Dataset entries on figures:
'''
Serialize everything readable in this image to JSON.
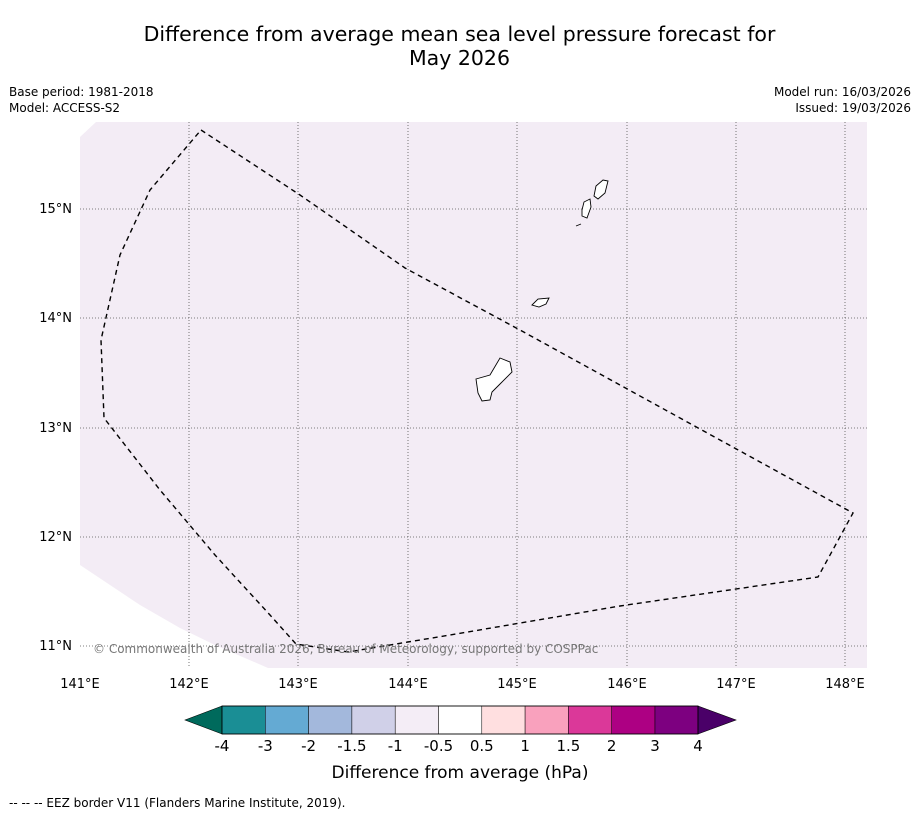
{
  "title_line1": "Difference from average mean sea level pressure forecast for",
  "title_line2": "May 2026",
  "meta_left": {
    "base_period": "Base period: 1981-2018",
    "model": "Model: ACCESS-S2"
  },
  "meta_right": {
    "model_run": "Model run: 16/03/2026",
    "issued": "Issued: 19/03/2026"
  },
  "map": {
    "copyright": "© Commonwealth of Australia 2026, Bureau of Meteorology, supported by COSPPac",
    "lon_labels": [
      "141°E",
      "142°E",
      "143°E",
      "144°E",
      "145°E",
      "146°E",
      "147°E",
      "148°E"
    ],
    "lat_labels": [
      "15°N",
      "14°N",
      "13°N",
      "12°N",
      "11°N"
    ],
    "anomaly_fill_color": "#f3ecf5",
    "anomaly_class": "-0.5 to 0.5"
  },
  "colorbar": {
    "tick_labels": [
      "-4",
      "-3",
      "-2",
      "-1.5",
      "-1",
      "-0.5",
      "0.5",
      "1",
      "1.5",
      "2",
      "3",
      "4"
    ],
    "colors": [
      "#006a5c",
      "#1a8e95",
      "#64aad3",
      "#a3b8dc",
      "#d0d0e8",
      "#f4edf6",
      "#ffffff",
      "#ffdfe0",
      "#f9a1bd",
      "#db3899",
      "#ad0083",
      "#7d0080",
      "#4a0068"
    ],
    "label": "Difference from average (hPa)"
  },
  "footer": "-- -- -- EEZ border V11 (Flanders Marine Institute, 2019)."
}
'''
Requirements: Pictures are to be left out; the records above must be repeated word for word.

Task solution:
Serialize everything readable in this image to JSON.
{
  "title_line1": "Difference from average mean sea level pressure forecast for",
  "title_line2": "May 2026",
  "meta_left": {
    "base_period": "Base period: 1981-2018",
    "model": "Model: ACCESS-S2"
  },
  "meta_right": {
    "model_run": "Model run: 16/03/2026",
    "issued": "Issued: 19/03/2026"
  },
  "map": {
    "copyright": "© Commonwealth of Australia 2026, Bureau of Meteorology, supported by COSPPac",
    "lon_labels": [
      "141°E",
      "142°E",
      "143°E",
      "144°E",
      "145°E",
      "146°E",
      "147°E",
      "148°E"
    ],
    "lat_labels": [
      "15°N",
      "14°N",
      "13°N",
      "12°N",
      "11°N"
    ],
    "anomaly_fill_color": "#f3ecf5",
    "anomaly_class": "-0.5 to 0.5"
  },
  "colorbar": {
    "tick_labels": [
      "-4",
      "-3",
      "-2",
      "-1.5",
      "-1",
      "-0.5",
      "0.5",
      "1",
      "1.5",
      "2",
      "3",
      "4"
    ],
    "colors": [
      "#006a5c",
      "#1a8e95",
      "#64aad3",
      "#a3b8dc",
      "#d0d0e8",
      "#f4edf6",
      "#ffffff",
      "#ffdfe0",
      "#f9a1bd",
      "#db3899",
      "#ad0083",
      "#7d0080",
      "#4a0068"
    ],
    "label": "Difference from average (hPa)"
  },
  "footer": "-- -- -- EEZ border V11 (Flanders Marine Institute, 2019)."
}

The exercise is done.